* Directive
In the entries below, count the lines holding "ylabel". Reply with the number only.

─── Data listing

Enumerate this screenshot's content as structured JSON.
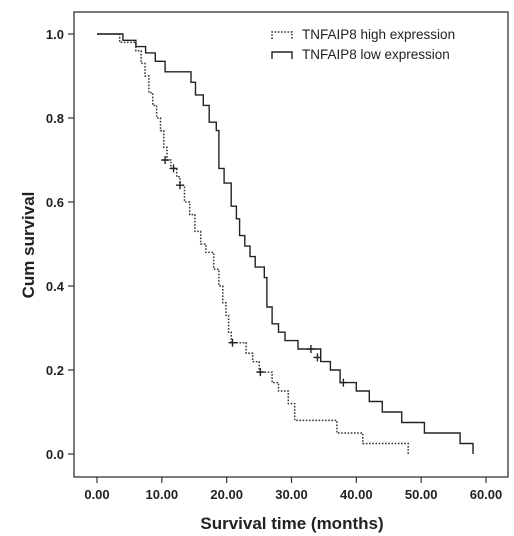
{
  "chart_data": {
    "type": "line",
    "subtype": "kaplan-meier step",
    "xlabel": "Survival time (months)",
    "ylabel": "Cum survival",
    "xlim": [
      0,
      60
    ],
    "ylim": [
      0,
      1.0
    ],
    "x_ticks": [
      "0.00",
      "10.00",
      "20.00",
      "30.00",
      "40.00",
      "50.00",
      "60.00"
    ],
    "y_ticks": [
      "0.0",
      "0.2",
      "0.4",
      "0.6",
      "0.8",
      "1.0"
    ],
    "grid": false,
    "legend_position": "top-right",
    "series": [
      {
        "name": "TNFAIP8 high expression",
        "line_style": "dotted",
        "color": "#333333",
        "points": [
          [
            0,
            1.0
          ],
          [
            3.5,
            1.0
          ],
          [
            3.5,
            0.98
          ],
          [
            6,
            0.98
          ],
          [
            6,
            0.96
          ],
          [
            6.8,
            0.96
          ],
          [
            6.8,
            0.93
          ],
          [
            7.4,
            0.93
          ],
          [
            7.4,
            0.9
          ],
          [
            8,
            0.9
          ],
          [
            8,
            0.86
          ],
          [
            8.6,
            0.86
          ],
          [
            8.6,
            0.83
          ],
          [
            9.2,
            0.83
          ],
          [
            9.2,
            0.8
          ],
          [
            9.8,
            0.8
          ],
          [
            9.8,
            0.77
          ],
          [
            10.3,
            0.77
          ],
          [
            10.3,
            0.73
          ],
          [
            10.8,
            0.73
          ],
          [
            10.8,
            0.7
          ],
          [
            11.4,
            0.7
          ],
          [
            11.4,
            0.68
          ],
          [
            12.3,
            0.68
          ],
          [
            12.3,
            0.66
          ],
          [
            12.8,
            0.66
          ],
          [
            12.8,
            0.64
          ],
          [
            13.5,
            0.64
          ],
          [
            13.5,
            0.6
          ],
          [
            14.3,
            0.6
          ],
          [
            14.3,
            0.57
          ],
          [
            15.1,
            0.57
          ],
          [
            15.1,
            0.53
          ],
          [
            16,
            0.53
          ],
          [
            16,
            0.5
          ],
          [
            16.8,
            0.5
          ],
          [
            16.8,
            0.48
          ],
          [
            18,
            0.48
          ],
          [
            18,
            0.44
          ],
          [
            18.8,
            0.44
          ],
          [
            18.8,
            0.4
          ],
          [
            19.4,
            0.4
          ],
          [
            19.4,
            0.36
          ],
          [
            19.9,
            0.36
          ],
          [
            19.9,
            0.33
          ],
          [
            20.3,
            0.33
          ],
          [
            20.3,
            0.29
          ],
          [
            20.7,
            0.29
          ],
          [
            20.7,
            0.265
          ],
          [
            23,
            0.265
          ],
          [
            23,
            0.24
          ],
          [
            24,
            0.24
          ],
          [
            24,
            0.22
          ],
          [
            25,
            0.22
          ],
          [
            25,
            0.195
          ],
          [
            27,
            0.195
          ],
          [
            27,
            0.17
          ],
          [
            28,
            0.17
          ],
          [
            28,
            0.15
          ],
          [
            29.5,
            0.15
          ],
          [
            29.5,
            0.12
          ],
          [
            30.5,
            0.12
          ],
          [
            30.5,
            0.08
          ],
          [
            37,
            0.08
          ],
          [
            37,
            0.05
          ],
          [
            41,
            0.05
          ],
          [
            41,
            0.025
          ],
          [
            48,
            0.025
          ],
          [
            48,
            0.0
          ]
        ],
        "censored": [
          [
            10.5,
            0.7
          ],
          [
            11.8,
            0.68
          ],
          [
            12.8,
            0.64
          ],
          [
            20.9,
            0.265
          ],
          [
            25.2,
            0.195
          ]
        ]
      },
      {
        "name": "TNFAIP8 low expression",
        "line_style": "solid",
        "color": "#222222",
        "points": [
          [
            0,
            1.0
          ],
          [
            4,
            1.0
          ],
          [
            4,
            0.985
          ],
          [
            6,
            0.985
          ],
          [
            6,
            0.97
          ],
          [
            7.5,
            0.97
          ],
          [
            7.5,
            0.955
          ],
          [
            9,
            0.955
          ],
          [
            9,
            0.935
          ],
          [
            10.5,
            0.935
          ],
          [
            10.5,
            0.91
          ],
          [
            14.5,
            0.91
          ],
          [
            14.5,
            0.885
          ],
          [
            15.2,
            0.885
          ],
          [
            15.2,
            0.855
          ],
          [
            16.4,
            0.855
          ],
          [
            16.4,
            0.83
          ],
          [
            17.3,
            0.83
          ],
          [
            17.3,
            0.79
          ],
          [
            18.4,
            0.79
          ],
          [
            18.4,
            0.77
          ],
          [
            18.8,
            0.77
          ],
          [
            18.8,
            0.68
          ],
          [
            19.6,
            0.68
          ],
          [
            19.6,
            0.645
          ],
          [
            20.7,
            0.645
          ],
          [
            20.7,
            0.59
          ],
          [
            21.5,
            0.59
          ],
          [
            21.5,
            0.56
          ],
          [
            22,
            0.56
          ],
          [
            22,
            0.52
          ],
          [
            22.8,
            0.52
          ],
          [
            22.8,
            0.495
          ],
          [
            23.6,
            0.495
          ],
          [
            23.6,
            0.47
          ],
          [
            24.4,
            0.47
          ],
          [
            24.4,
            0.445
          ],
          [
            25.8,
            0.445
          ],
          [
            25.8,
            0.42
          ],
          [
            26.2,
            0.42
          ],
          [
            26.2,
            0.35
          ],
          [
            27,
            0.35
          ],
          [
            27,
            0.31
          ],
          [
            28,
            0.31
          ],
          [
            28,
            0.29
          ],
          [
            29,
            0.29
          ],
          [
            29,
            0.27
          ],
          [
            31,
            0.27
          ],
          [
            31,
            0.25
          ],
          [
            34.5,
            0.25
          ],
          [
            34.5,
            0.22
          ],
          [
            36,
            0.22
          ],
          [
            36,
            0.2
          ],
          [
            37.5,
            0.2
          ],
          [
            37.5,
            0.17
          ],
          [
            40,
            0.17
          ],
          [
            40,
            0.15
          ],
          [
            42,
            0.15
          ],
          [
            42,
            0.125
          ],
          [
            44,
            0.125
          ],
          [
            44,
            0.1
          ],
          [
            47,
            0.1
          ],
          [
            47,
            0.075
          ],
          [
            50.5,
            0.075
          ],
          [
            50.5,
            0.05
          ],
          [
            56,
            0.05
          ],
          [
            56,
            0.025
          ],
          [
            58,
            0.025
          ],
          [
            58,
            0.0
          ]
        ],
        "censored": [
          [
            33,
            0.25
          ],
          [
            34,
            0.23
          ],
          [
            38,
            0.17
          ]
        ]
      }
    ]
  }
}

──────
─── Data listing

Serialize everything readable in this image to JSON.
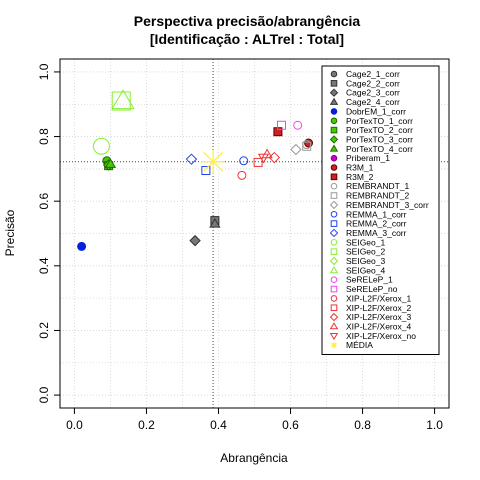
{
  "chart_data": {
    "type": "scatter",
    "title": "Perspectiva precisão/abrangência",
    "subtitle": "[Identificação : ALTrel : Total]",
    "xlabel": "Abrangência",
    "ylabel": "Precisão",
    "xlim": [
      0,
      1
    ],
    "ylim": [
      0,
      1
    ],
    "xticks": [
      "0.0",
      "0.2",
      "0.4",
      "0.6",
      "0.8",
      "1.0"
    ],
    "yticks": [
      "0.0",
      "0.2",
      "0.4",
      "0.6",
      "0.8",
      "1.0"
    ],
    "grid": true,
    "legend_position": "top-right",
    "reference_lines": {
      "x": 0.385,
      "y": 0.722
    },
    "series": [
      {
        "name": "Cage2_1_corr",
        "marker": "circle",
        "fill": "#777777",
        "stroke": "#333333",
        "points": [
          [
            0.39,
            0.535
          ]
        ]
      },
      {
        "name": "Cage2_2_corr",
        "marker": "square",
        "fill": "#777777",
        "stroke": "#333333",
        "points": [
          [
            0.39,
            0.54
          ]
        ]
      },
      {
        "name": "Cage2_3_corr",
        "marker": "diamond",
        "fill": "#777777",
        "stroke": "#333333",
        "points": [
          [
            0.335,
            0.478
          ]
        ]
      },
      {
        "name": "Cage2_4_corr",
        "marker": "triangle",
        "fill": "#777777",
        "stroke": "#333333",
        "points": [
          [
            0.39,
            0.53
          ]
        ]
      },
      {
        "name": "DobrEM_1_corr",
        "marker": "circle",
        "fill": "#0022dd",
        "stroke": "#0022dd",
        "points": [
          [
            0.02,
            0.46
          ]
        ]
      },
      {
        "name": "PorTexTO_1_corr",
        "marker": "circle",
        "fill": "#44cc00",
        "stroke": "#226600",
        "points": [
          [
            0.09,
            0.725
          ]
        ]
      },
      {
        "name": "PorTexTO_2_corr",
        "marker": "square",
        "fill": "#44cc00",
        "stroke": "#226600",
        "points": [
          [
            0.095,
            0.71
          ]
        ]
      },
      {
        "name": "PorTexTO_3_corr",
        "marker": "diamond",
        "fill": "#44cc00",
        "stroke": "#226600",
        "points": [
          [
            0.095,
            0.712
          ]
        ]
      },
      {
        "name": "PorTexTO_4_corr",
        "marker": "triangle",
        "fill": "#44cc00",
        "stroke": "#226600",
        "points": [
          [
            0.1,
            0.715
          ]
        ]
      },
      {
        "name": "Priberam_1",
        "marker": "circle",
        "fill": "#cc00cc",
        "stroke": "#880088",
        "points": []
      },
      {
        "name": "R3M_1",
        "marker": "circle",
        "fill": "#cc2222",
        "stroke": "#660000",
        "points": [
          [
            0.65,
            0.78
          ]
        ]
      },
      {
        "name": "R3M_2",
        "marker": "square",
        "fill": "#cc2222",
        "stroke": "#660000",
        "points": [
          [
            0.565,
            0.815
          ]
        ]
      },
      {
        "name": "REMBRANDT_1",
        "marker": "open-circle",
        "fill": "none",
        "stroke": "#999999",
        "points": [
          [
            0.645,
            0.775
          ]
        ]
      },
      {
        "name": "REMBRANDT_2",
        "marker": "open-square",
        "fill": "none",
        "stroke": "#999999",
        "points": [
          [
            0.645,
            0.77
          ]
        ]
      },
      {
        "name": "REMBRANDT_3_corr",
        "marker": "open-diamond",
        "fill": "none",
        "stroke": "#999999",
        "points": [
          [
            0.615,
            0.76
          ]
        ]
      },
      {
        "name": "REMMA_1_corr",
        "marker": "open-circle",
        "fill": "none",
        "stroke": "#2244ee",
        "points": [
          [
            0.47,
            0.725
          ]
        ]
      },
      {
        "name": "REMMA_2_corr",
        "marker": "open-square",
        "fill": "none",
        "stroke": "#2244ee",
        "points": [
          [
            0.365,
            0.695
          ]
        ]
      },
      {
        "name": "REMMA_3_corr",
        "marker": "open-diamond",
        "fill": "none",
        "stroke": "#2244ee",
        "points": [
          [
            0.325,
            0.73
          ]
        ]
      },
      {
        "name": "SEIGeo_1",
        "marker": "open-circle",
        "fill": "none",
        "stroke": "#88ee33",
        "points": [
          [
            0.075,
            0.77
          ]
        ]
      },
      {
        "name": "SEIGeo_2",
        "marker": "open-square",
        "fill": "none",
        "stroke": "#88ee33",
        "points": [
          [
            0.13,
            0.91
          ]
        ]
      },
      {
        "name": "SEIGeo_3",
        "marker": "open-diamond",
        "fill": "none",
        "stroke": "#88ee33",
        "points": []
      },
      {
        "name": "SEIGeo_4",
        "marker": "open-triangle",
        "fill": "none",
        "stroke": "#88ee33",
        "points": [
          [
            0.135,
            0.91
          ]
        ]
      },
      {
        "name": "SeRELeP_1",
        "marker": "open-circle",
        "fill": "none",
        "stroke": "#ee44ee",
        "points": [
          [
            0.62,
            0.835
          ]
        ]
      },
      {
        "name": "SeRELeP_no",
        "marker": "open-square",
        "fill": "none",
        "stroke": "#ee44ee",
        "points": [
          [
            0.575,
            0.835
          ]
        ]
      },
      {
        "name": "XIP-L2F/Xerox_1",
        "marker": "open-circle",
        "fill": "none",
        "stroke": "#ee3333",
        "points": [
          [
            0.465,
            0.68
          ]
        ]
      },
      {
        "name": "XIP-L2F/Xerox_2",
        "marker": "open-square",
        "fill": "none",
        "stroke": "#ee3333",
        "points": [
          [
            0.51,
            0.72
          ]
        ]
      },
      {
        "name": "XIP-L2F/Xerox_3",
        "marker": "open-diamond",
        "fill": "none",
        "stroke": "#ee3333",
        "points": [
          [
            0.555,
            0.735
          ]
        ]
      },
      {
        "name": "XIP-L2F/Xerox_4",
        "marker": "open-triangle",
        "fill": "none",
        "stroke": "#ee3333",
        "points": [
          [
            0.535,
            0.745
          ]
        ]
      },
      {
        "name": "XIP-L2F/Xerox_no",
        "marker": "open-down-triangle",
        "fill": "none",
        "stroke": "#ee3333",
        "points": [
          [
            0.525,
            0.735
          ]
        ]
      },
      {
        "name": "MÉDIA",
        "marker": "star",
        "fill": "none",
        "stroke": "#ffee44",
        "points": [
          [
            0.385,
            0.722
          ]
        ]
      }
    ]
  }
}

──────

* Finished exercise
2